┌──

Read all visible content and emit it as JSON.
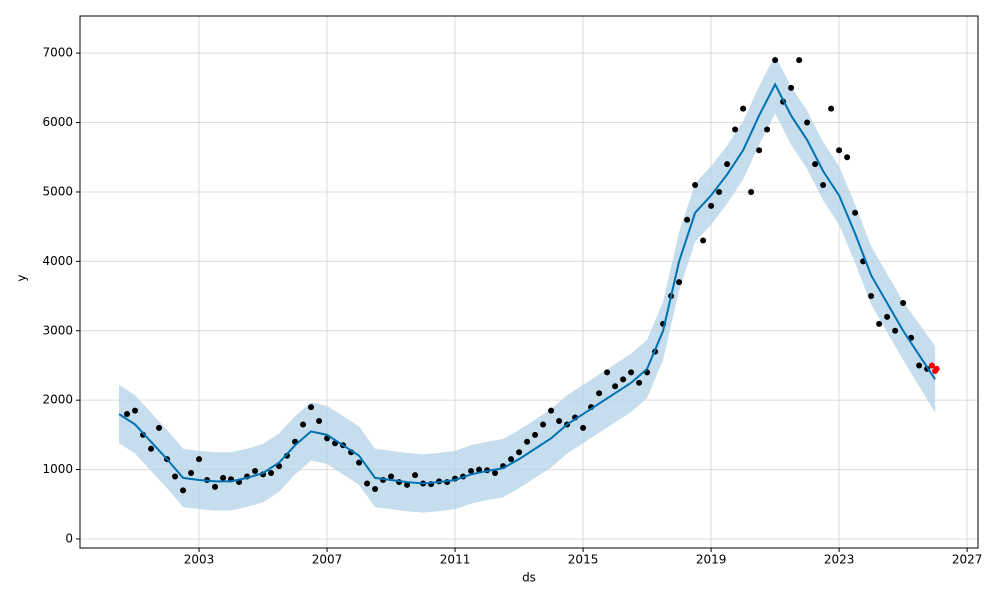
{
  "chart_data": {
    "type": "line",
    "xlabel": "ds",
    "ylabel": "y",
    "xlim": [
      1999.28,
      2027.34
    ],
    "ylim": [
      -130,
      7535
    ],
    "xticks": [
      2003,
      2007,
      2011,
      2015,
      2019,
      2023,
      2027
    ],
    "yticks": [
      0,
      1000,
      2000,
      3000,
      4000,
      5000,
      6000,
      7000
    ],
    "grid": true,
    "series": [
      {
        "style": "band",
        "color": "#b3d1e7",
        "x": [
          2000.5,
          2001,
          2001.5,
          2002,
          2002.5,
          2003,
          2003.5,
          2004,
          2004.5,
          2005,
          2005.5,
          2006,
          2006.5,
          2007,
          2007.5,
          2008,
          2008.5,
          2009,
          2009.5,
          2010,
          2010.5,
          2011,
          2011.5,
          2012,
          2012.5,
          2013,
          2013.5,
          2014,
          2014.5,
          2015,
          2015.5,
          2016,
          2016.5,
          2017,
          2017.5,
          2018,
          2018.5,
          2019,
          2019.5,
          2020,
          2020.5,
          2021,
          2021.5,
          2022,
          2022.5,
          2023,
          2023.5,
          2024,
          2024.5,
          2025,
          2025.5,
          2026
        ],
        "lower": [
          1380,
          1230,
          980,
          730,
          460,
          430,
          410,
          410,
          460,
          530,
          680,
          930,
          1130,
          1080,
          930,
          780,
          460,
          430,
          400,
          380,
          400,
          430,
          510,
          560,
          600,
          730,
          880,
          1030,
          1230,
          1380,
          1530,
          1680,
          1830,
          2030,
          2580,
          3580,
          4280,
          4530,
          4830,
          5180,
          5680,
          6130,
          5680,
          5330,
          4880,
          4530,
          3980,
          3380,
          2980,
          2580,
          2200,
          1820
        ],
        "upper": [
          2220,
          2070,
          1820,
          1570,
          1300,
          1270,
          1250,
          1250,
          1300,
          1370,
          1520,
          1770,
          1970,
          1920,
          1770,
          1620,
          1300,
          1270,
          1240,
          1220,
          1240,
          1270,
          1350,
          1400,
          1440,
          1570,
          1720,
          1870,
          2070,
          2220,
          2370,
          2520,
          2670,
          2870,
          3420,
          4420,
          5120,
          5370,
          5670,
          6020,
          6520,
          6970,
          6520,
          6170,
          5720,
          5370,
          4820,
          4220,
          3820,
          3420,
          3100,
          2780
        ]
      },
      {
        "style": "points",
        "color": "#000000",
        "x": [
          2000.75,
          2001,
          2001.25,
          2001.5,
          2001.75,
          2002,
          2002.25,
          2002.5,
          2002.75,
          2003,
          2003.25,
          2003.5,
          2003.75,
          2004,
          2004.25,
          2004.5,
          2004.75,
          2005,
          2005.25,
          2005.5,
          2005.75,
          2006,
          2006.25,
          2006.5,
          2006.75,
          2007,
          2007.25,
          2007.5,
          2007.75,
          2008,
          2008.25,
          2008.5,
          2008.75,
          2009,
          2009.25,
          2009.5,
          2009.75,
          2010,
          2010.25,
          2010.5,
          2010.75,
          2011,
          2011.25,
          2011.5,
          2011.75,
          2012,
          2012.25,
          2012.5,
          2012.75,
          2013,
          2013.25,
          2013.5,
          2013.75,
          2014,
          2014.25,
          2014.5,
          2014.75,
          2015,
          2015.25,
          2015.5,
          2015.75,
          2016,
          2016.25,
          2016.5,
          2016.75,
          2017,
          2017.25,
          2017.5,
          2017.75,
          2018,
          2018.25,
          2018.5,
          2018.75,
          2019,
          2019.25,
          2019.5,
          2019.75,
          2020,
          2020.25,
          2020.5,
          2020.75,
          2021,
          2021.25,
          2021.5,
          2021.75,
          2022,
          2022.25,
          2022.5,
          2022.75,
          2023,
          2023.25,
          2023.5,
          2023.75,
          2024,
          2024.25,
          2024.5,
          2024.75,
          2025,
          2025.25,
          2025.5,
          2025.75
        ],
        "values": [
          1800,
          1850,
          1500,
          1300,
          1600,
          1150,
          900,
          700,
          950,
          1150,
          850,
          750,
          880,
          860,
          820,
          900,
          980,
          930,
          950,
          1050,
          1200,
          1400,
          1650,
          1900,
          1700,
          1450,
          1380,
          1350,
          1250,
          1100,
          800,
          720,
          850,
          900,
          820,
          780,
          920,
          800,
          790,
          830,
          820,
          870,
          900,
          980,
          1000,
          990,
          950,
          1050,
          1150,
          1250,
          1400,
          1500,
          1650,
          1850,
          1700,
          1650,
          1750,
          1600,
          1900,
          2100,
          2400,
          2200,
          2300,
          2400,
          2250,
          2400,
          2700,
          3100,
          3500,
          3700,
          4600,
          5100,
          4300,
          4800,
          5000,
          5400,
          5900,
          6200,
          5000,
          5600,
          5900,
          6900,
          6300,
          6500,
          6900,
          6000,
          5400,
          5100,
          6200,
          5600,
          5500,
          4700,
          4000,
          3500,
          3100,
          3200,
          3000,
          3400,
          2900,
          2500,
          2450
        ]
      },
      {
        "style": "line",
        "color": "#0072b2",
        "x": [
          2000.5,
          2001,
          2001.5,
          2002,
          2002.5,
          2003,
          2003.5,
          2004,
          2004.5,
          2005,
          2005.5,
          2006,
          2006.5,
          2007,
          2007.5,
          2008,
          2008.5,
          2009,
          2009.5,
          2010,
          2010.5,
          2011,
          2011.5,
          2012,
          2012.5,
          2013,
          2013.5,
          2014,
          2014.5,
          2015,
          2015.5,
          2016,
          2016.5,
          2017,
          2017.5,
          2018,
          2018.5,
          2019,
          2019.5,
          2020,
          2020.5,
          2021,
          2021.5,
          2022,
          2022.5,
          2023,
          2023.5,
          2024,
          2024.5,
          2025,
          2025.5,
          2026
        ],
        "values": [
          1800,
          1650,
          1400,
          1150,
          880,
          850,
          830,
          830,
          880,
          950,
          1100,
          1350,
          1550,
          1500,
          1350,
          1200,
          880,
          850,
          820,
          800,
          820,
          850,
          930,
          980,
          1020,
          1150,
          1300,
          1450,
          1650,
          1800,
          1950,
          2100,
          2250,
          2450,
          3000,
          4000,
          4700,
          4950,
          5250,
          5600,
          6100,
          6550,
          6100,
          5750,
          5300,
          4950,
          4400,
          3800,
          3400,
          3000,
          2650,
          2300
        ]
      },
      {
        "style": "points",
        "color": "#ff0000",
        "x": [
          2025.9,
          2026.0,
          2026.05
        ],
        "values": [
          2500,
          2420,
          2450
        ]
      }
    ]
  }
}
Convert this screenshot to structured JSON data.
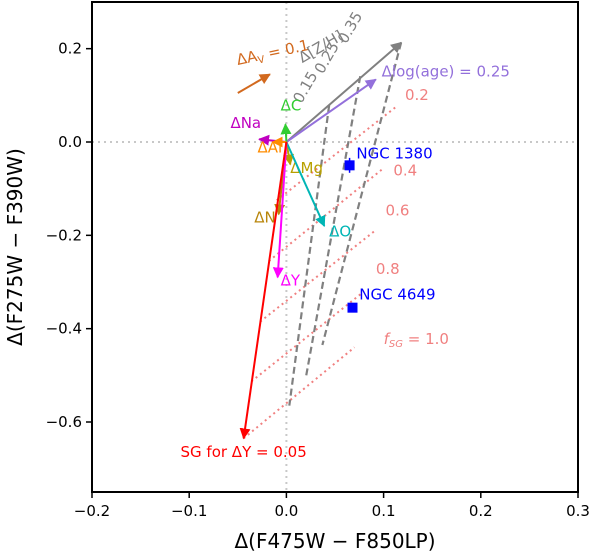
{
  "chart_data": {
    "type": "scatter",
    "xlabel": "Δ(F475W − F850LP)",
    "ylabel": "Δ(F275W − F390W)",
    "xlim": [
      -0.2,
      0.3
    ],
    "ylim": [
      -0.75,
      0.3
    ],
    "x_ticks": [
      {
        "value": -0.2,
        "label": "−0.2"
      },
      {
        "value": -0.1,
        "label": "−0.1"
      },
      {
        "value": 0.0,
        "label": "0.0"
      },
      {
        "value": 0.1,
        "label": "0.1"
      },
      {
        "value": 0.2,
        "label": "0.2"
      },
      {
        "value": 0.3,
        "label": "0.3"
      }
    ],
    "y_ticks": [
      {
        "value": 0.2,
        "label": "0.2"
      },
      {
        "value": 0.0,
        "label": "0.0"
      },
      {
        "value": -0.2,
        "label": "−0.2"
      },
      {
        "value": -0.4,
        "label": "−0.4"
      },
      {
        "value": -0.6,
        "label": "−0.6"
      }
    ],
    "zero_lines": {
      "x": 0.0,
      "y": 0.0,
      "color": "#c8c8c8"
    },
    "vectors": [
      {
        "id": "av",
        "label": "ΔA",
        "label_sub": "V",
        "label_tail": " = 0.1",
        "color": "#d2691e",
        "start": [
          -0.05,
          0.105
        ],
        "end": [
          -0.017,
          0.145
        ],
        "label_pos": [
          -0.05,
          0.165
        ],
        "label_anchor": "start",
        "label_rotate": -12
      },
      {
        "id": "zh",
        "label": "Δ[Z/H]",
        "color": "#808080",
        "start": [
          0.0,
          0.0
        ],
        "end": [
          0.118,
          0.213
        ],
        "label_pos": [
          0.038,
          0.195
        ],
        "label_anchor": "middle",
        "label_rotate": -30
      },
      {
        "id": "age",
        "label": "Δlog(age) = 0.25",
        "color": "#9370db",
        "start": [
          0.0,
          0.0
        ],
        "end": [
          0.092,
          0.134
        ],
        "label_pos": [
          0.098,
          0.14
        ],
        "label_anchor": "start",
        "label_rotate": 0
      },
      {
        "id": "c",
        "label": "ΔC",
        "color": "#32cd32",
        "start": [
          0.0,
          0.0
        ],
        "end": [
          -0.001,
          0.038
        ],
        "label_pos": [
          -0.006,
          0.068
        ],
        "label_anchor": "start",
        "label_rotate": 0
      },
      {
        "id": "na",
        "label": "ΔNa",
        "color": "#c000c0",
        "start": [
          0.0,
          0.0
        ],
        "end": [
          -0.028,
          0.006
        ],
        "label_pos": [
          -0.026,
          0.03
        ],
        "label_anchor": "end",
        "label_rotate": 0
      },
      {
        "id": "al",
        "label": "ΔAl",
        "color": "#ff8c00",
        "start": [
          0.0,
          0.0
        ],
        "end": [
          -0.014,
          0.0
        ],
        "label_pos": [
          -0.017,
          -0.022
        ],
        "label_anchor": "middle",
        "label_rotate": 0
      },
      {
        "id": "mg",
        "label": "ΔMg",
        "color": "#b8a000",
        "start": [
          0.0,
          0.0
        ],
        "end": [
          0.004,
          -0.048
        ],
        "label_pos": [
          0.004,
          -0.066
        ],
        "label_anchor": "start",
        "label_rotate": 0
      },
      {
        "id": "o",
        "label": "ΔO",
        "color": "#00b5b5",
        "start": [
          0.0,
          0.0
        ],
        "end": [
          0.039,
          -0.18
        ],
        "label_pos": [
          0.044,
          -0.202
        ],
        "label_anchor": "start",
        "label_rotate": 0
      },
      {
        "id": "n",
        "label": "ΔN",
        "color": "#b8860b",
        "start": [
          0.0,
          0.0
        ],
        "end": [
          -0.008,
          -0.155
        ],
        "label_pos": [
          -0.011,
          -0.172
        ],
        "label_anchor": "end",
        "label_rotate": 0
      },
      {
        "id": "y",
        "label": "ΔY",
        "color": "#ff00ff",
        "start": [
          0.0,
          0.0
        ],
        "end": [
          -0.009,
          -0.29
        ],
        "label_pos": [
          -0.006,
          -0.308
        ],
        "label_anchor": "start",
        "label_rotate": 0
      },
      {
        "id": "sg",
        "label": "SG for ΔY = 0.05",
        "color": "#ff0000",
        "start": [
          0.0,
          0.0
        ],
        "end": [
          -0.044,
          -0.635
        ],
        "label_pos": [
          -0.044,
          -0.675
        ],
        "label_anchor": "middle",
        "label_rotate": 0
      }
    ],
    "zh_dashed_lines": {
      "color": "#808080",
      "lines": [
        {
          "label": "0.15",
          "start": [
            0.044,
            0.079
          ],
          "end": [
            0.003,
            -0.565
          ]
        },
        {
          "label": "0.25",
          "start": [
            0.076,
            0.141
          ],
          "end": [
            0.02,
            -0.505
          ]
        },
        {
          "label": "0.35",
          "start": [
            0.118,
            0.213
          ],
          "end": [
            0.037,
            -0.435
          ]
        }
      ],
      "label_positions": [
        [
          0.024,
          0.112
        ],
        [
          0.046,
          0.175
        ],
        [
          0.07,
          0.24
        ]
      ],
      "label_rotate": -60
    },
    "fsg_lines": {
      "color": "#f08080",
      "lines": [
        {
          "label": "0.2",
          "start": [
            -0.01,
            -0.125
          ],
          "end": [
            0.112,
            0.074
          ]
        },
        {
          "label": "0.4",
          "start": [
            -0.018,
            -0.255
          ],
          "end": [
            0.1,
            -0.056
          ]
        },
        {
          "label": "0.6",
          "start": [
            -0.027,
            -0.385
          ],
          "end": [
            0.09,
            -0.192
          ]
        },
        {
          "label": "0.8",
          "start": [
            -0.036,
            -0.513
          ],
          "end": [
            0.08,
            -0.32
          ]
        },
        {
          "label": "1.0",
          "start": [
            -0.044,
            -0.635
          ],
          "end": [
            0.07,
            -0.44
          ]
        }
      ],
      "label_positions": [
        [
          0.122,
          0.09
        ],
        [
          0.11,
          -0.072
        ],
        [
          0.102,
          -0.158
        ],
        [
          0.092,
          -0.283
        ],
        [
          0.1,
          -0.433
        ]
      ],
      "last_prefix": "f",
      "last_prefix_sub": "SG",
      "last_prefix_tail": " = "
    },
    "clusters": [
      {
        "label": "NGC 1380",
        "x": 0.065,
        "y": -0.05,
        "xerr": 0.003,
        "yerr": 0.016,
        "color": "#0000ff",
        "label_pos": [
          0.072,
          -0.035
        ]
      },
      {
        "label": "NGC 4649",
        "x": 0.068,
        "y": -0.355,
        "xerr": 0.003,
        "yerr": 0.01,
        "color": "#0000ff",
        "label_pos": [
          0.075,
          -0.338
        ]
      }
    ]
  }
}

└──

■ **Instructions to follow**: Show all lines from the records above where the word "JSON" occurs.

■ **Task solution**:
Read all visible content and emit it as JSON.
Convert this screenshot to structured JSON data.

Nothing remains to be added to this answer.